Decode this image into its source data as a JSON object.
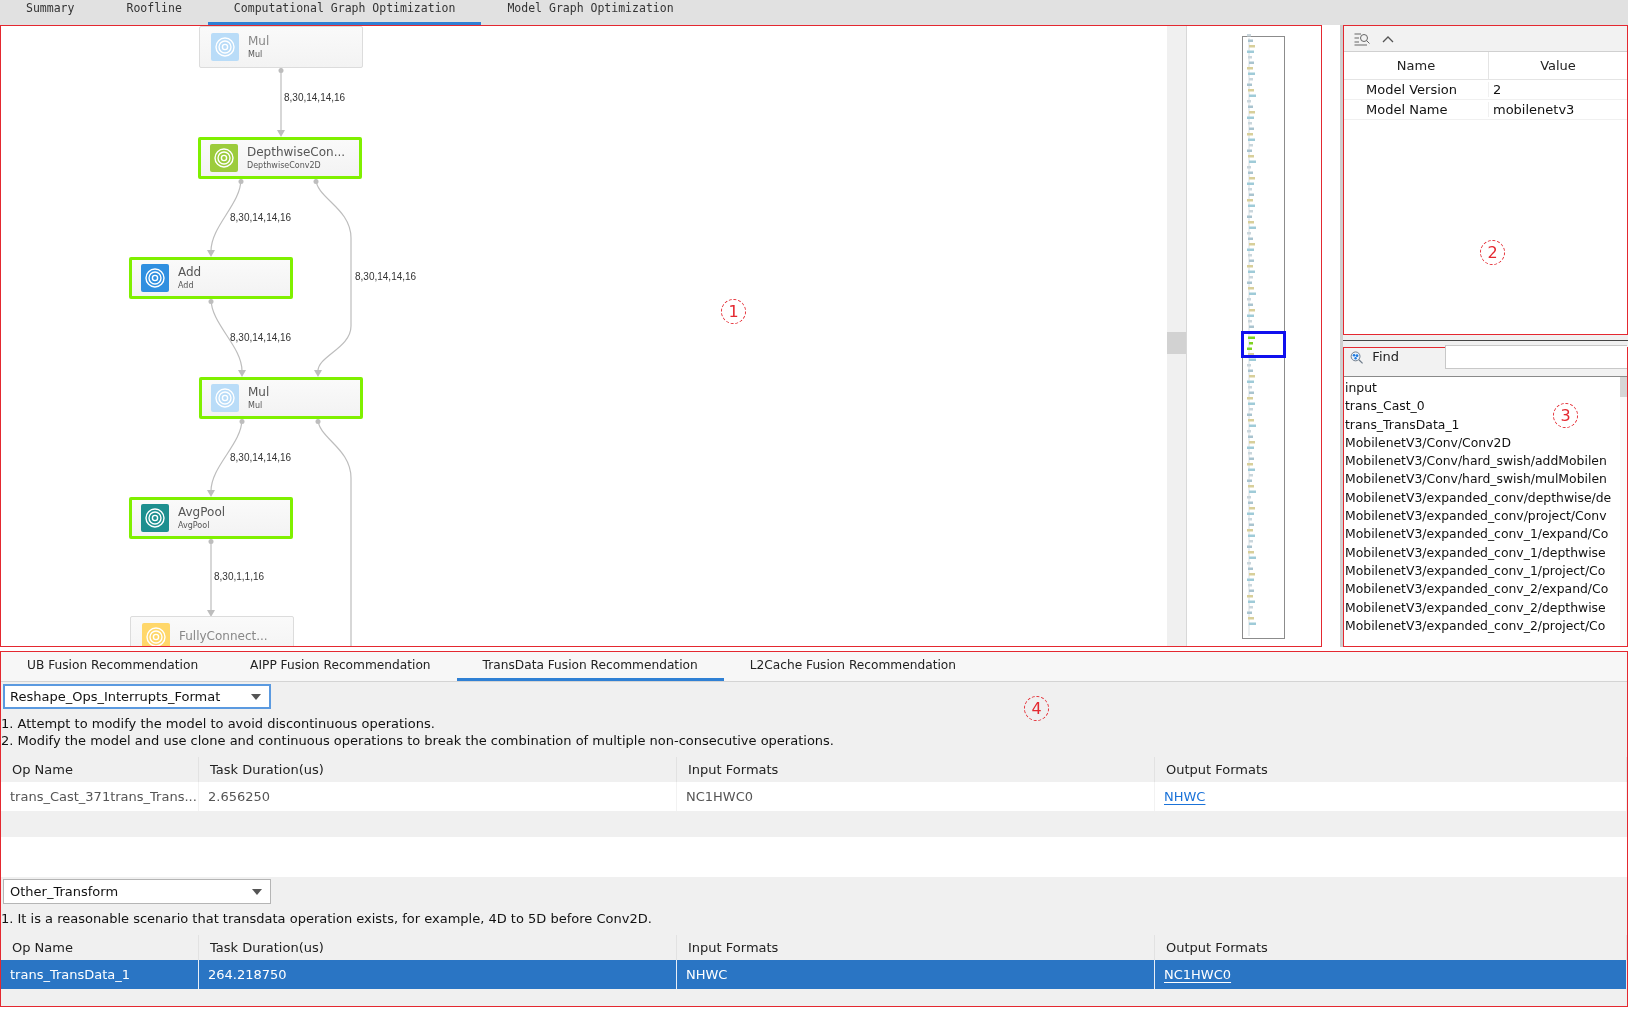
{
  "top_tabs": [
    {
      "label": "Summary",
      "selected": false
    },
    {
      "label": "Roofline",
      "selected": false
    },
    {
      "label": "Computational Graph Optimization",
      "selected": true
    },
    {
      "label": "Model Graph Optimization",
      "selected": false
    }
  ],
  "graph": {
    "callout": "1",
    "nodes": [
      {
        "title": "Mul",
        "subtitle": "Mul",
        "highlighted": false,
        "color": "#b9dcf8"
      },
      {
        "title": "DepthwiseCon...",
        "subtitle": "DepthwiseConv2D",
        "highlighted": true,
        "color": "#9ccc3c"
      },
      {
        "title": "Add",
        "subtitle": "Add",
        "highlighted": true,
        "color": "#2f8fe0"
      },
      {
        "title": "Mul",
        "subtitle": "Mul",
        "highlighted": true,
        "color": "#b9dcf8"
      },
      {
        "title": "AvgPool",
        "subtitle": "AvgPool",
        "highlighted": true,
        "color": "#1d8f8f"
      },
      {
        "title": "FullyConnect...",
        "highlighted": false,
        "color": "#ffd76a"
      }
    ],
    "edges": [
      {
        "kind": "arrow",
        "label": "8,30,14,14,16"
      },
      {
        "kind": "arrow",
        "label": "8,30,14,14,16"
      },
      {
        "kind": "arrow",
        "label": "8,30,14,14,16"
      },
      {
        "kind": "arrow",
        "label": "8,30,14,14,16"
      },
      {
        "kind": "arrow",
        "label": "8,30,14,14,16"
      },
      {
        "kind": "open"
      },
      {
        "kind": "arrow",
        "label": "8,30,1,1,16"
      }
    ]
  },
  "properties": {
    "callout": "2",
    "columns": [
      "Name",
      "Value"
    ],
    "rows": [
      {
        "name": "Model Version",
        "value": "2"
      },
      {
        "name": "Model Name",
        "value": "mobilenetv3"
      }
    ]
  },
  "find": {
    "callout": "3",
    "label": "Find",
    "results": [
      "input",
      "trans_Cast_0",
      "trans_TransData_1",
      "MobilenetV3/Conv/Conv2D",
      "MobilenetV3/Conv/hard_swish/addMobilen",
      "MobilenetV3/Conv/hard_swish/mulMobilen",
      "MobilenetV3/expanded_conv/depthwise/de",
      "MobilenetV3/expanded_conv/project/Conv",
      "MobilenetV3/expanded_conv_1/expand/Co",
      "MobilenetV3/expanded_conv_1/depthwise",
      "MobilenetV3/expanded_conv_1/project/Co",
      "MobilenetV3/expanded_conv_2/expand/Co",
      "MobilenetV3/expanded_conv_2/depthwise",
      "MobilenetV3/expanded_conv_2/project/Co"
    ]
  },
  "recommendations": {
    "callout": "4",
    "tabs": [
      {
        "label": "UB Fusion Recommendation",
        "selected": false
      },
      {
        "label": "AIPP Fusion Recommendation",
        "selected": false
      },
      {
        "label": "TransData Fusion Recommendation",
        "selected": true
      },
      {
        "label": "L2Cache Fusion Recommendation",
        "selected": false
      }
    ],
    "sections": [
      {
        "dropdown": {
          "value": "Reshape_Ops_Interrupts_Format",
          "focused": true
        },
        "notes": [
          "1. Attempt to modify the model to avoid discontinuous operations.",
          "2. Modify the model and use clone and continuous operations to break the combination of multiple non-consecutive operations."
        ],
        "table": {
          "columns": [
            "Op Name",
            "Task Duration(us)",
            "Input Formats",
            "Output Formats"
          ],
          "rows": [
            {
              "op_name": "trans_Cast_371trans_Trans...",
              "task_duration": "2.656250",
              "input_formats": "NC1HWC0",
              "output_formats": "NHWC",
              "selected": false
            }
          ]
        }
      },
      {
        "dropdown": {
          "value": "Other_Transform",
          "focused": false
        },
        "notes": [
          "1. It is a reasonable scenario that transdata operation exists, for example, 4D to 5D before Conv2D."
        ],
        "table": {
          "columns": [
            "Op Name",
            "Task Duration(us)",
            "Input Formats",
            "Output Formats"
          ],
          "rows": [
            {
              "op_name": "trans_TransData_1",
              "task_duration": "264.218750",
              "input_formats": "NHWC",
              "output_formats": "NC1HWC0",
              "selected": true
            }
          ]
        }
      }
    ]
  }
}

## What is being asked
Leave every image out, and retype the material exactly.

## The reply
Decode this image into its source data as a JSON object.
{
  "top_tabs": [
    {
      "label": "Summary",
      "selected": false
    },
    {
      "label": "Roofline",
      "selected": false
    },
    {
      "label": "Computational Graph Optimization",
      "selected": true
    },
    {
      "label": "Model Graph Optimization",
      "selected": false
    }
  ],
  "graph": {
    "callout": "1",
    "nodes": [
      {
        "title": "Mul",
        "subtitle": "Mul",
        "highlighted": false,
        "color": "#b9dcf8"
      },
      {
        "title": "DepthwiseCon...",
        "subtitle": "DepthwiseConv2D",
        "highlighted": true,
        "color": "#9ccc3c"
      },
      {
        "title": "Add",
        "subtitle": "Add",
        "highlighted": true,
        "color": "#2f8fe0"
      },
      {
        "title": "Mul",
        "subtitle": "Mul",
        "highlighted": true,
        "color": "#b9dcf8"
      },
      {
        "title": "AvgPool",
        "subtitle": "AvgPool",
        "highlighted": true,
        "color": "#1d8f8f"
      },
      {
        "title": "FullyConnect...",
        "highlighted": false,
        "color": "#ffd76a"
      }
    ],
    "edges": [
      {
        "kind": "arrow",
        "label": "8,30,14,14,16"
      },
      {
        "kind": "arrow",
        "label": "8,30,14,14,16"
      },
      {
        "kind": "arrow",
        "label": "8,30,14,14,16"
      },
      {
        "kind": "arrow",
        "label": "8,30,14,14,16"
      },
      {
        "kind": "arrow",
        "label": "8,30,14,14,16"
      },
      {
        "kind": "open"
      },
      {
        "kind": "arrow",
        "label": "8,30,1,1,16"
      }
    ]
  },
  "properties": {
    "callout": "2",
    "columns": [
      "Name",
      "Value"
    ],
    "rows": [
      {
        "name": "Model Version",
        "value": "2"
      },
      {
        "name": "Model Name",
        "value": "mobilenetv3"
      }
    ]
  },
  "find": {
    "callout": "3",
    "label": "Find",
    "results": [
      "input",
      "trans_Cast_0",
      "trans_TransData_1",
      "MobilenetV3/Conv/Conv2D",
      "MobilenetV3/Conv/hard_swish/addMobilen",
      "MobilenetV3/Conv/hard_swish/mulMobilen",
      "MobilenetV3/expanded_conv/depthwise/de",
      "MobilenetV3/expanded_conv/project/Conv",
      "MobilenetV3/expanded_conv_1/expand/Co",
      "MobilenetV3/expanded_conv_1/depthwise",
      "MobilenetV3/expanded_conv_1/project/Co",
      "MobilenetV3/expanded_conv_2/expand/Co",
      "MobilenetV3/expanded_conv_2/depthwise",
      "MobilenetV3/expanded_conv_2/project/Co"
    ]
  },
  "recommendations": {
    "callout": "4",
    "tabs": [
      {
        "label": "UB Fusion Recommendation",
        "selected": false
      },
      {
        "label": "AIPP Fusion Recommendation",
        "selected": false
      },
      {
        "label": "TransData Fusion Recommendation",
        "selected": true
      },
      {
        "label": "L2Cache Fusion Recommendation",
        "selected": false
      }
    ],
    "sections": [
      {
        "dropdown": {
          "value": "Reshape_Ops_Interrupts_Format",
          "focused": true
        },
        "notes": [
          "1. Attempt to modify the model to avoid discontinuous operations.",
          "2. Modify the model and use clone and continuous operations to break the combination of multiple non-consecutive operations."
        ],
        "table": {
          "columns": [
            "Op Name",
            "Task Duration(us)",
            "Input Formats",
            "Output Formats"
          ],
          "rows": [
            {
              "op_name": "trans_Cast_371trans_Trans...",
              "task_duration": "2.656250",
              "input_formats": "NC1HWC0",
              "output_formats": "NHWC",
              "selected": false
            }
          ]
        }
      },
      {
        "dropdown": {
          "value": "Other_Transform",
          "focused": false
        },
        "notes": [
          "1. It is a reasonable scenario that transdata operation exists, for example, 4D to 5D before Conv2D."
        ],
        "table": {
          "columns": [
            "Op Name",
            "Task Duration(us)",
            "Input Formats",
            "Output Formats"
          ],
          "rows": [
            {
              "op_name": "trans_TransData_1",
              "task_duration": "264.218750",
              "input_formats": "NHWC",
              "output_formats": "NC1HWC0",
              "selected": true
            }
          ]
        }
      }
    ]
  }
}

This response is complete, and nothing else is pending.